__Source material__.
★ ★ ★

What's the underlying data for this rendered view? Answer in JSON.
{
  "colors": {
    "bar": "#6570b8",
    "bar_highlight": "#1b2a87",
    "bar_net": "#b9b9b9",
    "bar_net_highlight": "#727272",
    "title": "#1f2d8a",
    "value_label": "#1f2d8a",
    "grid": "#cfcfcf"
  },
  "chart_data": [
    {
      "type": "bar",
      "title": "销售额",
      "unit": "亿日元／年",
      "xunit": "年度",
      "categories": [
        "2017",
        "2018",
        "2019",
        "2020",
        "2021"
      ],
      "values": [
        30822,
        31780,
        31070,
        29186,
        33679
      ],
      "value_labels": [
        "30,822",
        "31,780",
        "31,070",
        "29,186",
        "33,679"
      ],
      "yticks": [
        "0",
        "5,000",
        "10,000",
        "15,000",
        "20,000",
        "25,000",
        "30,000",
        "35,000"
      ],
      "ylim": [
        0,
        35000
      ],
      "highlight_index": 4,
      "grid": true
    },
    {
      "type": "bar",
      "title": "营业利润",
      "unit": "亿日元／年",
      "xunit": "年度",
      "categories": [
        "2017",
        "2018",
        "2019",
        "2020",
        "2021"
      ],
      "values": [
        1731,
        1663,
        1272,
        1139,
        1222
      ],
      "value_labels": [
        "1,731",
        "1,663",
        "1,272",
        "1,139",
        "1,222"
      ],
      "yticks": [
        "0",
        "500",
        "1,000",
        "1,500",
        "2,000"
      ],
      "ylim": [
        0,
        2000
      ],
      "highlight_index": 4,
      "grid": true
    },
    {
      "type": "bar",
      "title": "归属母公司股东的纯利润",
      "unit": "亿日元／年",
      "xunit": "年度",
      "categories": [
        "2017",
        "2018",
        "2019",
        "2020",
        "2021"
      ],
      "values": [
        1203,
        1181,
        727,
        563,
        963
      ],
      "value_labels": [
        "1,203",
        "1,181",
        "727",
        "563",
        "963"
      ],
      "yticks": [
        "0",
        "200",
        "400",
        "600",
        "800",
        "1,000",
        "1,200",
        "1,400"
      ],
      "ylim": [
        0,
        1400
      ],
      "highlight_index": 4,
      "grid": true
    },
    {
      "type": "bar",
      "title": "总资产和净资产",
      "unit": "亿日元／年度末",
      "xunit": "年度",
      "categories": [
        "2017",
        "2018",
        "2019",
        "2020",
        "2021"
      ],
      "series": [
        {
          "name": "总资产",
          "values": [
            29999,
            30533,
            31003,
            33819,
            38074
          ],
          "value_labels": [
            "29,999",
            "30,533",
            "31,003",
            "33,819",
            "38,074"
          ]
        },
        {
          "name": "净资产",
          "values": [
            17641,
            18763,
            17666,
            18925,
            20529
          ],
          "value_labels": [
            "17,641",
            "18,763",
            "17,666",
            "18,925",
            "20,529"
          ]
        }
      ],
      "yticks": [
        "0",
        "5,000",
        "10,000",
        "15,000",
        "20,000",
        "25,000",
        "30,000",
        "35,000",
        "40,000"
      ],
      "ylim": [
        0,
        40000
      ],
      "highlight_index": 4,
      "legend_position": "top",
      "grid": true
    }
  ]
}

★ ★ ★

All entries must be repeated verbatim.

What's the underlying data for this rendered view? Answer in JSON.
{
  "colors": {
    "bar": "#6570b8",
    "bar_highlight": "#1b2a87",
    "bar_net": "#b9b9b9",
    "bar_net_highlight": "#727272",
    "title": "#1f2d8a",
    "value_label": "#1f2d8a",
    "grid": "#cfcfcf"
  },
  "chart_data": [
    {
      "type": "bar",
      "title": "销售额",
      "unit": "亿日元／年",
      "xunit": "年度",
      "categories": [
        "2017",
        "2018",
        "2019",
        "2020",
        "2021"
      ],
      "values": [
        30822,
        31780,
        31070,
        29186,
        33679
      ],
      "value_labels": [
        "30,822",
        "31,780",
        "31,070",
        "29,186",
        "33,679"
      ],
      "yticks": [
        "0",
        "5,000",
        "10,000",
        "15,000",
        "20,000",
        "25,000",
        "30,000",
        "35,000"
      ],
      "ylim": [
        0,
        35000
      ],
      "highlight_index": 4,
      "grid": true
    },
    {
      "type": "bar",
      "title": "营业利润",
      "unit": "亿日元／年",
      "xunit": "年度",
      "categories": [
        "2017",
        "2018",
        "2019",
        "2020",
        "2021"
      ],
      "values": [
        1731,
        1663,
        1272,
        1139,
        1222
      ],
      "value_labels": [
        "1,731",
        "1,663",
        "1,272",
        "1,139",
        "1,222"
      ],
      "yticks": [
        "0",
        "500",
        "1,000",
        "1,500",
        "2,000"
      ],
      "ylim": [
        0,
        2000
      ],
      "highlight_index": 4,
      "grid": true
    },
    {
      "type": "bar",
      "title": "归属母公司股东的纯利润",
      "unit": "亿日元／年",
      "xunit": "年度",
      "categories": [
        "2017",
        "2018",
        "2019",
        "2020",
        "2021"
      ],
      "values": [
        1203,
        1181,
        727,
        563,
        963
      ],
      "value_labels": [
        "1,203",
        "1,181",
        "727",
        "563",
        "963"
      ],
      "yticks": [
        "0",
        "200",
        "400",
        "600",
        "800",
        "1,000",
        "1,200",
        "1,400"
      ],
      "ylim": [
        0,
        1400
      ],
      "highlight_index": 4,
      "grid": true
    },
    {
      "type": "bar",
      "title": "总资产和净资产",
      "unit": "亿日元／年度末",
      "xunit": "年度",
      "categories": [
        "2017",
        "2018",
        "2019",
        "2020",
        "2021"
      ],
      "series": [
        {
          "name": "总资产",
          "values": [
            29999,
            30533,
            31003,
            33819,
            38074
          ],
          "value_labels": [
            "29,999",
            "30,533",
            "31,003",
            "33,819",
            "38,074"
          ]
        },
        {
          "name": "净资产",
          "values": [
            17641,
            18763,
            17666,
            18925,
            20529
          ],
          "value_labels": [
            "17,641",
            "18,763",
            "17,666",
            "18,925",
            "20,529"
          ]
        }
      ],
      "yticks": [
        "0",
        "5,000",
        "10,000",
        "15,000",
        "20,000",
        "25,000",
        "30,000",
        "35,000",
        "40,000"
      ],
      "ylim": [
        0,
        40000
      ],
      "highlight_index": 4,
      "legend_position": "top",
      "grid": true
    }
  ]
}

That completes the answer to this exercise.